Exercise ->
List each line of the data that holds the string "доля", please.

------ The data

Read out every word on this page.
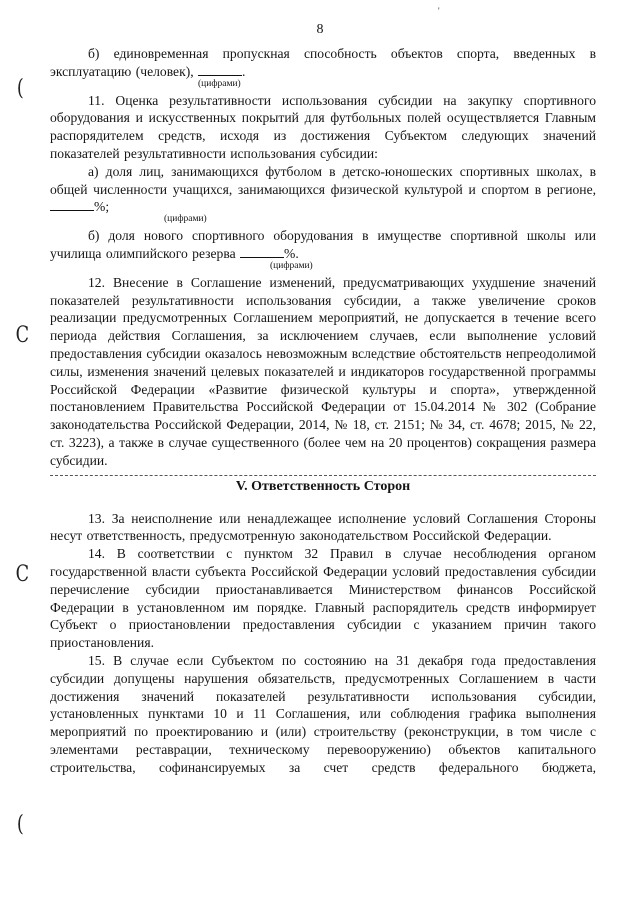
'
8
(
C
C
(

б) единовременная пропускная способность объектов спорта, введенных в эксплуатацию (человек),	.

(цифрами)

11. Оценка результативности использования субсидии на закупку спортивного оборудования и искусственных покрытий для футбольных полей осуществляется Главным распорядителем средств, исходя из достижения Субъектом следующих значений показателей результативности использования субсидии:

а) доля лиц, занимающихся футболом в детско-юношеских спортивных школах, в общей численности учащихся, занимающихся физической культурой и спортом в регионе, %;

(цифрами)

б) доля нового спортивного оборудования в имуществе спортивной школы или училища олимпийского резерва	%.

(цифрами)

12. Внесение в Соглашение изменений, предусматривающих ухудшение значений показателей результативности использования субсидии, а также увеличение сроков реализации предусмотренных Соглашением мероприятий, не допускается в течение всего периода действия Соглашения, за исключением случаев, если выполнение условий предоставления субсидии оказалось невозможным вследствие обстоятельств непреодолимой силы, изменения значений целевых показателей и индикаторов государственной программы Российской Федерации «Развитие физической культуры и спорта», утвержденной постановлением Правительства Российской Федерации от 15.04.2014 № 302 (Собрание законодательства Российской Федерации, 2014, № 18, ст. 2151; № 34, ст. 4678; 2015, № 22, ст. 3223), а также в случае существенного (более чем на 20 процентов) сокращения размера субсидии.

V. Ответственность Сторон

13. За неисполнение или ненадлежащее исполнение условий Соглашения Стороны несут ответственность, предусмотренную законодательством Российской Федерации.

14. В соответствии с пунктом 32 Правил в случае несоблюдения органом государственной власти субъекта Российской Федерации условий предоставления субсидии перечисление субсидии приостанавливается Министерством финансов Российской Федерации в установленном им порядке. Главный распорядитель средств информирует Субъект о приостановлении предоставления субсидии с указанием причин такого приостановления.

15. В случае если Субъектом по состоянию на 31 декабря года предоставления субсидии допущены нарушения обязательств, предусмотренных Соглашением в части достижения значений показателей результативности использования субсидии, установленных пунктами 10 и 11 Соглашения, или соблюдения графика выполнения мероприятий по проектированию и (или) строительству (реконструкции, в том числе с элементами реставрации, техническому перевооружению) объектов капитального строительства, софинансируемых за счет средств федерального бюджета,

------------

Finished task ->
а) доля лиц, занимающихся футболом в детско-юношеских спортивных школах, в общей численности учащихся, занимающихся физической культурой и спортом в регионе, %;
б) доля нового спортивного оборудования в имуществе спортивной школы или училища олимпийского резерва	%.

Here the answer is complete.